Extract and list every line that contains the word "document".

====

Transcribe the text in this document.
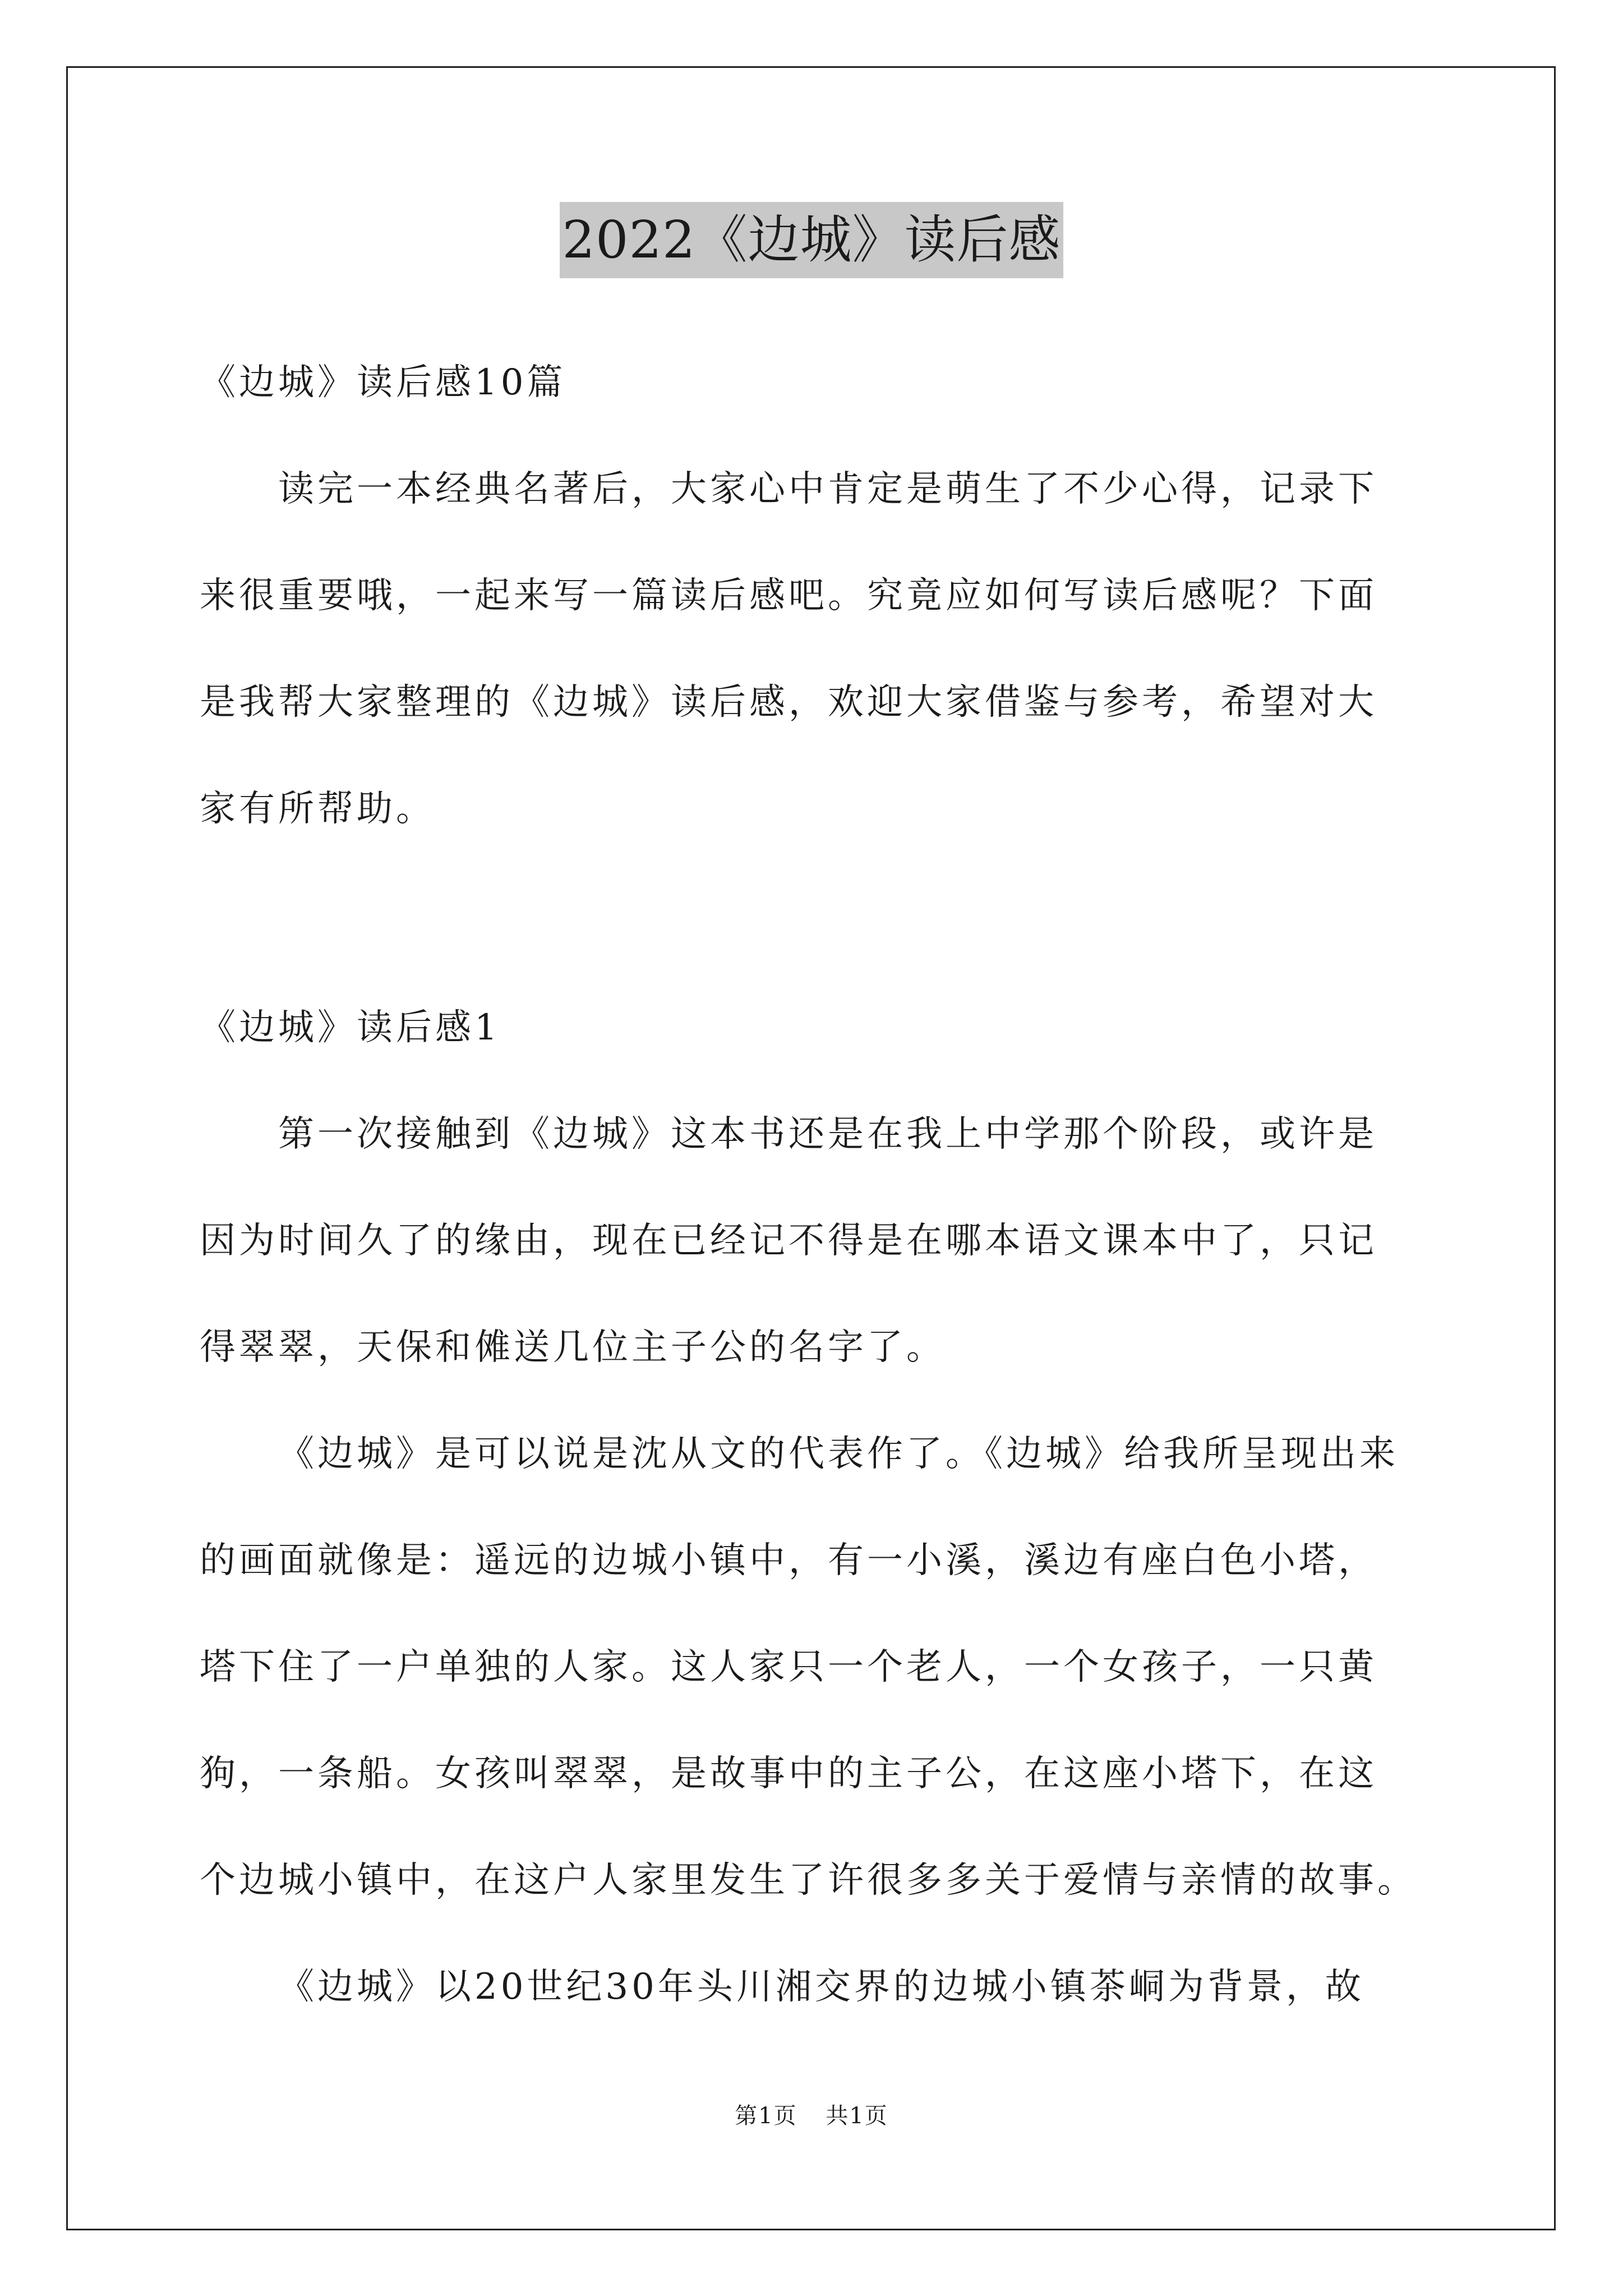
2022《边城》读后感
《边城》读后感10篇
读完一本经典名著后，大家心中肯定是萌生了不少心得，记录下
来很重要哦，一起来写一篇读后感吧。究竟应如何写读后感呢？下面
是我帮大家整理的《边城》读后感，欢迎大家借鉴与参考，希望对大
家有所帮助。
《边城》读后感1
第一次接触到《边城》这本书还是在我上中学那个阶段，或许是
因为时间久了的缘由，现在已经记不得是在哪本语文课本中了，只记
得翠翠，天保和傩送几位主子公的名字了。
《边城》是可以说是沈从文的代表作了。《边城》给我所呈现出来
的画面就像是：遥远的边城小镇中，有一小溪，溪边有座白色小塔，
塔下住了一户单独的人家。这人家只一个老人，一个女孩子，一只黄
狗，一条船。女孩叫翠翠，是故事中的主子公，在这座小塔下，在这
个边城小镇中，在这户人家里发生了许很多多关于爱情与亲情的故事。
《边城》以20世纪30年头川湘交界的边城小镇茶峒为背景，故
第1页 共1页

====

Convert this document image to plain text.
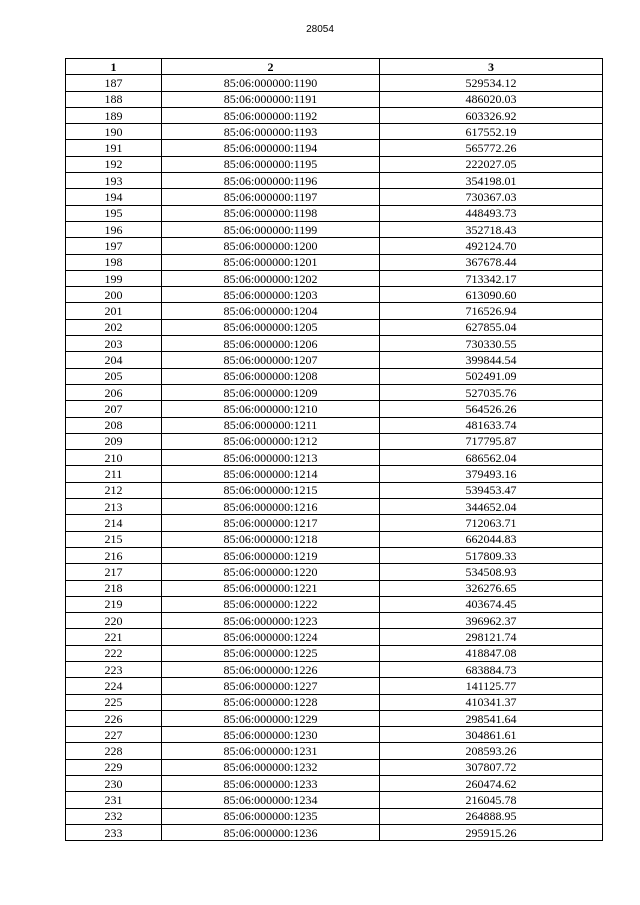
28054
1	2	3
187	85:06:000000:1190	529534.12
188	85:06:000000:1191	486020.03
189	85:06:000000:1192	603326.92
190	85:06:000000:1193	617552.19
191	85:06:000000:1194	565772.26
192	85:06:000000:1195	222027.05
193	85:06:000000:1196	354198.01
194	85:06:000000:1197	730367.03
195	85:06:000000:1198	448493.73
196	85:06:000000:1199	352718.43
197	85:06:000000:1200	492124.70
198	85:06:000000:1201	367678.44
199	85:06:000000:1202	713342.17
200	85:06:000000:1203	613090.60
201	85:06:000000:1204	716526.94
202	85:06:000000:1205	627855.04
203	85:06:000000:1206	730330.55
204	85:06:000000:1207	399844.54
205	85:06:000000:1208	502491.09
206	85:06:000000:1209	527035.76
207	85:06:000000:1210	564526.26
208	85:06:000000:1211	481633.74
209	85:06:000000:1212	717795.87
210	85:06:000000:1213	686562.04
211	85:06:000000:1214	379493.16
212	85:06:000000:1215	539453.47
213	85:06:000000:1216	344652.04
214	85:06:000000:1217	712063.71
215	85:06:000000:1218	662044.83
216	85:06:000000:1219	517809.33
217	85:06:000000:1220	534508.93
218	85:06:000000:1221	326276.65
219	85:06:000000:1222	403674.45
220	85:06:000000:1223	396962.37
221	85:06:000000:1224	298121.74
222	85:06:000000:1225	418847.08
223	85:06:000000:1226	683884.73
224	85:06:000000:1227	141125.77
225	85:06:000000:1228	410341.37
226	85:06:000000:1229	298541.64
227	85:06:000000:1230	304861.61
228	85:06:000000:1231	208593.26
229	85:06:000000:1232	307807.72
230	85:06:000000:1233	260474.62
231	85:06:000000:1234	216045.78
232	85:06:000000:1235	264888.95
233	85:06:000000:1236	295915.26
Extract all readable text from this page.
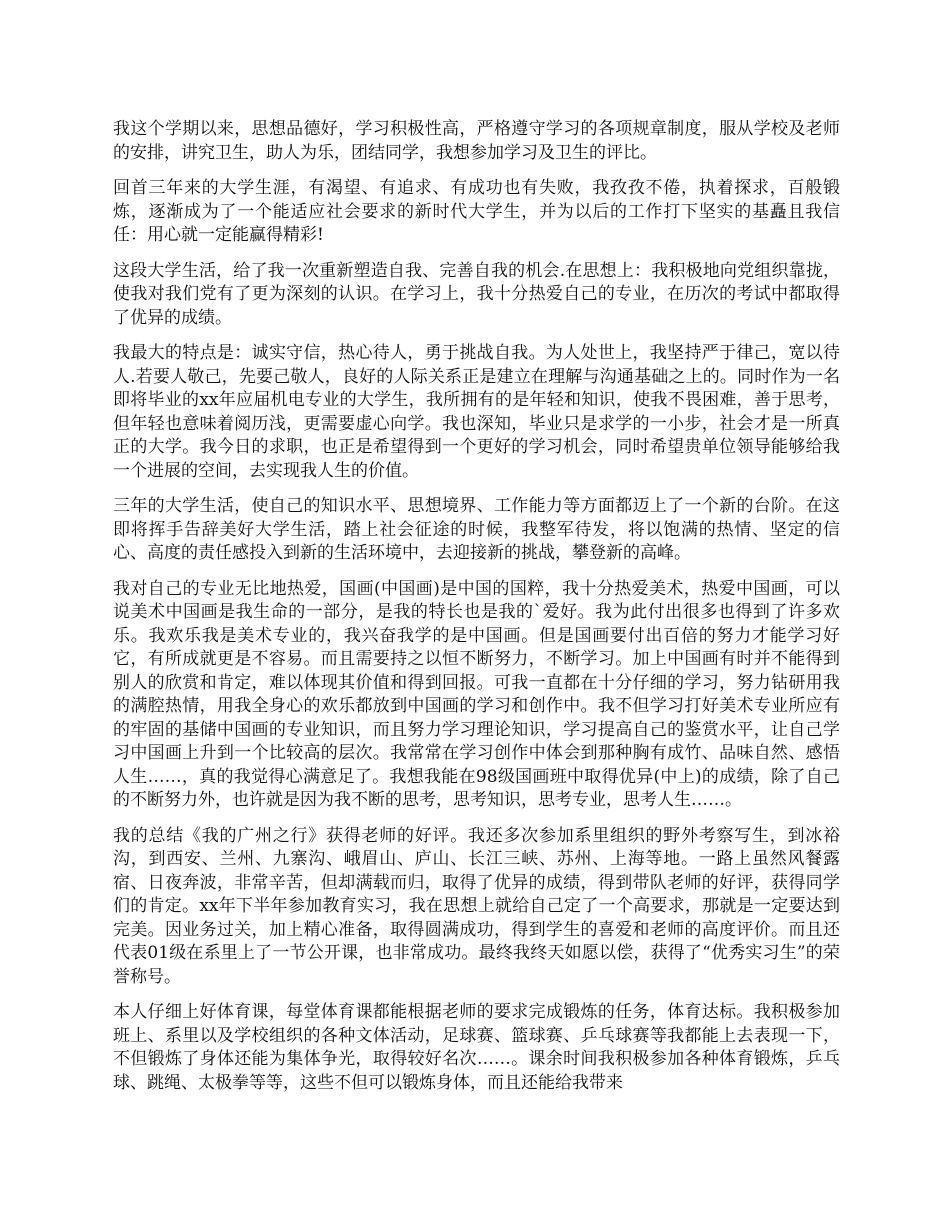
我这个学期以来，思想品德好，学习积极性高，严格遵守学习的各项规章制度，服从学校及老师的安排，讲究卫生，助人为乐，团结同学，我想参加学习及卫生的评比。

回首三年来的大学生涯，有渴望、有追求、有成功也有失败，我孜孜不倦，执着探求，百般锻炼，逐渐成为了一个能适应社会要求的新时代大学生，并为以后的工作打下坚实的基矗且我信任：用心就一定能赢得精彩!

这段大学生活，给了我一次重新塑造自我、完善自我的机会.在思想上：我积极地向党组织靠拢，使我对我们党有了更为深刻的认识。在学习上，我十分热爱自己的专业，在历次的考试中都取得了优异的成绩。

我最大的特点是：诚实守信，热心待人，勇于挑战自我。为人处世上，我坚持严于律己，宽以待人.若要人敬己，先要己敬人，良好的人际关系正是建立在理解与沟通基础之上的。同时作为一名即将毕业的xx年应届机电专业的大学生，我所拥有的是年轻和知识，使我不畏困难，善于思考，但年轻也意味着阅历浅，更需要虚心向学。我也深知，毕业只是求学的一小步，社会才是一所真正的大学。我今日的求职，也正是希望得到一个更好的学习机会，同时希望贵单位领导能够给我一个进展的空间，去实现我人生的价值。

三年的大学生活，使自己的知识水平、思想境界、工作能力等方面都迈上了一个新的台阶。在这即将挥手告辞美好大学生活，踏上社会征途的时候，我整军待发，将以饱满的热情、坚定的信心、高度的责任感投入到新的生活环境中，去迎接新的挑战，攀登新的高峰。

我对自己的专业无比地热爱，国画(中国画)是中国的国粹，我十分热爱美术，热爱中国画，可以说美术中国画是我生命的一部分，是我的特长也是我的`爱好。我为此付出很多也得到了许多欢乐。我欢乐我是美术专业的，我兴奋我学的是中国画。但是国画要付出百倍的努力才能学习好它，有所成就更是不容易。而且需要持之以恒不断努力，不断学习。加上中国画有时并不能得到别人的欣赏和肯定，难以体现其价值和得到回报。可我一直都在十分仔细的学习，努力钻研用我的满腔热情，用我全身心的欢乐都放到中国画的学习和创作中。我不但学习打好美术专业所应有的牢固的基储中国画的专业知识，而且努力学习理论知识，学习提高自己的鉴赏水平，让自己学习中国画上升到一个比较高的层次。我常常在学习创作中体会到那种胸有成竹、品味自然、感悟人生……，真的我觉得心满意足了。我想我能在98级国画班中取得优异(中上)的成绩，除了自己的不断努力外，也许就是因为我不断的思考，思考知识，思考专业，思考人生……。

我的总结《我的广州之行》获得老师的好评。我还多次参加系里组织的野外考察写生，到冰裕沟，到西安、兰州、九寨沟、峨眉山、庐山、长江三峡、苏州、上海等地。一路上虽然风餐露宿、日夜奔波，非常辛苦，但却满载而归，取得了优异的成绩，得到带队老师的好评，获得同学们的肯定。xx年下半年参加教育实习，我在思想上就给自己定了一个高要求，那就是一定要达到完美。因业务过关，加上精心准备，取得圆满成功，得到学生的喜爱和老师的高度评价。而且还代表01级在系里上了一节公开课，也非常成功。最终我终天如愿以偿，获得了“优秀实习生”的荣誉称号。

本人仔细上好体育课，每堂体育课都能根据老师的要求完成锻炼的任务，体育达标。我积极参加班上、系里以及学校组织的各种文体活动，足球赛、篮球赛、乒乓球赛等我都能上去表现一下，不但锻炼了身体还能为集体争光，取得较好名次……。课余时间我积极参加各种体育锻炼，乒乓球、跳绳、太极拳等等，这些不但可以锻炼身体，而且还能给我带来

====

Completed task:
Transcribe the text in this document.
Convert this document image to plain text.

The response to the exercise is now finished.